(Stored dataset items)
_ _ _ _ _

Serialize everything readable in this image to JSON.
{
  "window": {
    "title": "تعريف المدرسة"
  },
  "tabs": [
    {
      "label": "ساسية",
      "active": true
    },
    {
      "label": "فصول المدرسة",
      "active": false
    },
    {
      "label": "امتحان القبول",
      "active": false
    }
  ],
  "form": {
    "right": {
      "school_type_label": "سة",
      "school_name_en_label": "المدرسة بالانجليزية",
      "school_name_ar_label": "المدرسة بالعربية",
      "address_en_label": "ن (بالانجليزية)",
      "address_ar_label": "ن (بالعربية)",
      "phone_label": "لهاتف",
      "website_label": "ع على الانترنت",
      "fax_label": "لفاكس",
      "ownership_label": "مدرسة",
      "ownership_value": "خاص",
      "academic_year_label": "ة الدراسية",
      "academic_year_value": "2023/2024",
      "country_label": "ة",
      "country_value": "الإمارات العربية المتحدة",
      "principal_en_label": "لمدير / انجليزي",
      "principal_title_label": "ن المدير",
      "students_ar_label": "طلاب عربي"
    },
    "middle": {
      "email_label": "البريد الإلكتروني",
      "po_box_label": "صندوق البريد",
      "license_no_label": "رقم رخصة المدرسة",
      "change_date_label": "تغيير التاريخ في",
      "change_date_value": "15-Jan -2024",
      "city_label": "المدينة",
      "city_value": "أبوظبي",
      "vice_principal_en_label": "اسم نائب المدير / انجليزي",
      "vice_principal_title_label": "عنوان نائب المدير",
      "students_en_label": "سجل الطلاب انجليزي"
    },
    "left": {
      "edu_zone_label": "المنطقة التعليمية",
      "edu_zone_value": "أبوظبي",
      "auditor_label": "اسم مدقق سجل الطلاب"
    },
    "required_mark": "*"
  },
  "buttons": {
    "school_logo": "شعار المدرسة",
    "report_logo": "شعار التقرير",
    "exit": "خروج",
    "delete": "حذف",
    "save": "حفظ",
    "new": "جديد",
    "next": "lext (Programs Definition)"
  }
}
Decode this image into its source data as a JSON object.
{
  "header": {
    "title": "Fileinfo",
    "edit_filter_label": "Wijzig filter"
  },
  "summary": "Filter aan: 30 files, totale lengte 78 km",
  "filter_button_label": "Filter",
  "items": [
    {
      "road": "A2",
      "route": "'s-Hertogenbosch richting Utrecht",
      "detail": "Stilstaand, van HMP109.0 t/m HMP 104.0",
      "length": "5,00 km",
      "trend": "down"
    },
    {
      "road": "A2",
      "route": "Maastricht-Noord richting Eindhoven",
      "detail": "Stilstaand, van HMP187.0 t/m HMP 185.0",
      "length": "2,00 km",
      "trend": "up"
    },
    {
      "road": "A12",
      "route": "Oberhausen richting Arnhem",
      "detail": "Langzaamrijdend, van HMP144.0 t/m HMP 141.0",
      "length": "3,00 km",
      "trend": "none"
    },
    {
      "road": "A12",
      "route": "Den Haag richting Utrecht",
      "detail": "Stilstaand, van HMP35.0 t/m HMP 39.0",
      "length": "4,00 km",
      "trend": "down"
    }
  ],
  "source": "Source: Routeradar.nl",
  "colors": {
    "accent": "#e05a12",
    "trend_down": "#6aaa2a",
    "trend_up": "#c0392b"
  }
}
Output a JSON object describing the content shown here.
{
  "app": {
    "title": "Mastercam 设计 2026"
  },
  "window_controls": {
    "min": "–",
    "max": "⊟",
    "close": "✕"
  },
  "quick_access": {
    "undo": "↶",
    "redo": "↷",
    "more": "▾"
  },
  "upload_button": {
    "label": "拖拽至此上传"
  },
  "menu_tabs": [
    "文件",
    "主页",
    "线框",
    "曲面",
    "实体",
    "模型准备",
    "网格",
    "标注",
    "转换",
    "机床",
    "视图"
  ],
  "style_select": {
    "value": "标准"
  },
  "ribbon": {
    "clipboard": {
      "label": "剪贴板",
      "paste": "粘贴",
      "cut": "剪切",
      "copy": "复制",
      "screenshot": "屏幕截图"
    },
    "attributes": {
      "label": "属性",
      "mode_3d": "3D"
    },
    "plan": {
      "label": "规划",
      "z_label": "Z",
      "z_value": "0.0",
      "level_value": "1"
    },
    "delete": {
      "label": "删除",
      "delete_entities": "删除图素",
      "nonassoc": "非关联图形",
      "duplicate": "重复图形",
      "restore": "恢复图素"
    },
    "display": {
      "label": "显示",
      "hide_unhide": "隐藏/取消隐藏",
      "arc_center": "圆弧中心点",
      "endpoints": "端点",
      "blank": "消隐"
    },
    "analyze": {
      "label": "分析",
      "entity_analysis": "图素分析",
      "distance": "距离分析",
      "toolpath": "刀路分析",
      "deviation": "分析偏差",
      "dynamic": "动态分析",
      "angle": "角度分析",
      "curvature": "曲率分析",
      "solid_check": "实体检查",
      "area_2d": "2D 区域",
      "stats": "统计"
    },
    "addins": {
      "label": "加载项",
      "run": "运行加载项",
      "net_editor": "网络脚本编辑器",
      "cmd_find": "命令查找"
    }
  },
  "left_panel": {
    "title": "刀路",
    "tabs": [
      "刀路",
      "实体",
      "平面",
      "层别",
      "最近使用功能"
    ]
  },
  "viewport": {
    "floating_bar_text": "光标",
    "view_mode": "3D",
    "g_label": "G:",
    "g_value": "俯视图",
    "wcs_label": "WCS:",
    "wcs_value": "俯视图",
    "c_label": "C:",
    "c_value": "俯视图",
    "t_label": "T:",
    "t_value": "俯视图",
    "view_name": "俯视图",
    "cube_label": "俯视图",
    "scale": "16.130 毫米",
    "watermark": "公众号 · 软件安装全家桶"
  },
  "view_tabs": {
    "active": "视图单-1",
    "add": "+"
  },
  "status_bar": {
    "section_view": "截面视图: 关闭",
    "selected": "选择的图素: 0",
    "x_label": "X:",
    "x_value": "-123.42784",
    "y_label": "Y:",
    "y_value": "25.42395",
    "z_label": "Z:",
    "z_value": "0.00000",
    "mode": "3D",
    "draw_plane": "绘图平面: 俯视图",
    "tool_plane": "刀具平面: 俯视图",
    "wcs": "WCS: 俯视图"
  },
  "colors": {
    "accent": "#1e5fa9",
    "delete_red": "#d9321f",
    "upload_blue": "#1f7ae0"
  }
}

_ _ _ _ _

■ The problem
Print the material verbatim, all of it.

■ Complete answer
Serialize everything readable in this image to JSON.
{
  "window": {
    "title": "تعريف المدرسة"
  },
  "tabs": [
    {
      "label": "ساسية",
      "active": true
    },
    {
      "label": "فصول المدرسة",
      "active": false
    },
    {
      "label": "امتحان القبول",
      "active": false
    }
  ],
  "form": {
    "right": {
      "school_type_label": "سة",
      "school_name_en_label": "المدرسة بالانجليزية",
      "school_name_ar_label": "المدرسة بالعربية",
      "address_en_label": "ن (بالانجليزية)",
      "address_ar_label": "ن (بالعربية)",
      "phone_label": "لهاتف",
      "website_label": "ع على الانترنت",
      "fax_label": "لفاكس",
      "ownership_label": "مدرسة",
      "ownership_value": "خاص",
      "academic_year_label": "ة الدراسية",
      "academic_year_value": "2023/2024",
      "country_label": "ة",
      "country_value": "الإمارات العربية المتحدة",
      "principal_en_label": "لمدير / انجليزي",
      "principal_title_label": "ن المدير",
      "students_ar_label": "طلاب عربي"
    },
    "middle": {
      "email_label": "البريد الإلكتروني",
      "po_box_label": "صندوق البريد",
      "license_no_label": "رقم رخصة المدرسة",
      "change_date_label": "تغيير التاريخ في",
      "change_date_value": "15-Jan -2024",
      "city_label": "المدينة",
      "city_value": "أبوظبي",
      "vice_principal_en_label": "اسم نائب المدير / انجليزي",
      "vice_principal_title_label": "عنوان نائب المدير",
      "students_en_label": "سجل الطلاب انجليزي"
    },
    "left": {
      "edu_zone_label": "المنطقة التعليمية",
      "edu_zone_value": "أبوظبي",
      "auditor_label": "اسم مدقق سجل الطلاب"
    },
    "required_mark": "*"
  },
  "buttons": {
    "school_logo": "شعار المدرسة",
    "report_logo": "شعار التقرير",
    "exit": "خروج",
    "delete": "حذف",
    "save": "حفظ",
    "new": "جديد",
    "next": "lext (Programs Definition)"
  }
}
Decode this image into its source data as a JSON object.
{
  "header": {
    "title": "Fileinfo",
    "edit_filter_label": "Wijzig filter"
  },
  "summary": "Filter aan: 30 files, totale lengte 78 km",
  "filter_button_label": "Filter",
  "items": [
    {
      "road": "A2",
      "route": "'s-Hertogenbosch richting Utrecht",
      "detail": "Stilstaand, van HMP109.0 t/m HMP 104.0",
      "length": "5,00 km",
      "trend": "down"
    },
    {
      "road": "A2",
      "route": "Maastricht-Noord richting Eindhoven",
      "detail": "Stilstaand, van HMP187.0 t/m HMP 185.0",
      "length": "2,00 km",
      "trend": "up"
    },
    {
      "road": "A12",
      "route": "Oberhausen richting Arnhem",
      "detail": "Langzaamrijdend, van HMP144.0 t/m HMP 141.0",
      "length": "3,00 km",
      "trend": "none"
    },
    {
      "road": "A12",
      "route": "Den Haag richting Utrecht",
      "detail": "Stilstaand, van HMP35.0 t/m HMP 39.0",
      "length": "4,00 km",
      "trend": "down"
    }
  ],
  "source": "Source: Routeradar.nl",
  "colors": {
    "accent": "#e05a12",
    "trend_down": "#6aaa2a",
    "trend_up": "#c0392b"
  }
}
Output a JSON object describing the content shown here.
{
  "app": {
    "title": "Mastercam 设计 2026"
  },
  "window_controls": {
    "min": "–",
    "max": "⊟",
    "close": "✕"
  },
  "quick_access": {
    "undo": "↶",
    "redo": "↷",
    "more": "▾"
  },
  "upload_button": {
    "label": "拖拽至此上传"
  },
  "menu_tabs": [
    "文件",
    "主页",
    "线框",
    "曲面",
    "实体",
    "模型准备",
    "网格",
    "标注",
    "转换",
    "机床",
    "视图"
  ],
  "style_select": {
    "value": "标准"
  },
  "ribbon": {
    "clipboard": {
      "label": "剪贴板",
      "paste": "粘贴",
      "cut": "剪切",
      "copy": "复制",
      "screenshot": "屏幕截图"
    },
    "attributes": {
      "label": "属性",
      "mode_3d": "3D"
    },
    "plan": {
      "label": "规划",
      "z_label": "Z",
      "z_value": "0.0",
      "level_value": "1"
    },
    "delete": {
      "label": "删除",
      "delete_entities": "删除图素",
      "nonassoc": "非关联图形",
      "duplicate": "重复图形",
      "restore": "恢复图素"
    },
    "display": {
      "label": "显示",
      "hide_unhide": "隐藏/取消隐藏",
      "arc_center": "圆弧中心点",
      "endpoints": "端点",
      "blank": "消隐"
    },
    "analyze": {
      "label": "分析",
      "entity_analysis": "图素分析",
      "distance": "距离分析",
      "toolpath": "刀路分析",
      "deviation": "分析偏差",
      "dynamic": "动态分析",
      "angle": "角度分析",
      "curvature": "曲率分析",
      "solid_check": "实体检查",
      "area_2d": "2D 区域",
      "stats": "统计"
    },
    "addins": {
      "label": "加载项",
      "run": "运行加载项",
      "net_editor": "网络脚本编辑器",
      "cmd_find": "命令查找"
    }
  },
  "left_panel": {
    "title": "刀路",
    "tabs": [
      "刀路",
      "实体",
      "平面",
      "层别",
      "最近使用功能"
    ]
  },
  "viewport": {
    "floating_bar_text": "光标",
    "view_mode": "3D",
    "g_label": "G:",
    "g_value": "俯视图",
    "wcs_label": "WCS:",
    "wcs_value": "俯视图",
    "c_label": "C:",
    "c_value": "俯视图",
    "t_label": "T:",
    "t_value": "俯视图",
    "view_name": "俯视图",
    "cube_label": "俯视图",
    "scale": "16.130 毫米",
    "watermark": "公众号 · 软件安装全家桶"
  },
  "view_tabs": {
    "active": "视图单-1",
    "add": "+"
  },
  "status_bar": {
    "section_view": "截面视图: 关闭",
    "selected": "选择的图素: 0",
    "x_label": "X:",
    "x_value": "-123.42784",
    "y_label": "Y:",
    "y_value": "25.42395",
    "z_label": "Z:",
    "z_value": "0.00000",
    "mode": "3D",
    "draw_plane": "绘图平面: 俯视图",
    "tool_plane": "刀具平面: 俯视图",
    "wcs": "WCS: 俯视图"
  },
  "colors": {
    "accent": "#1e5fa9",
    "delete_red": "#d9321f",
    "upload_blue": "#1f7ae0"
  }
}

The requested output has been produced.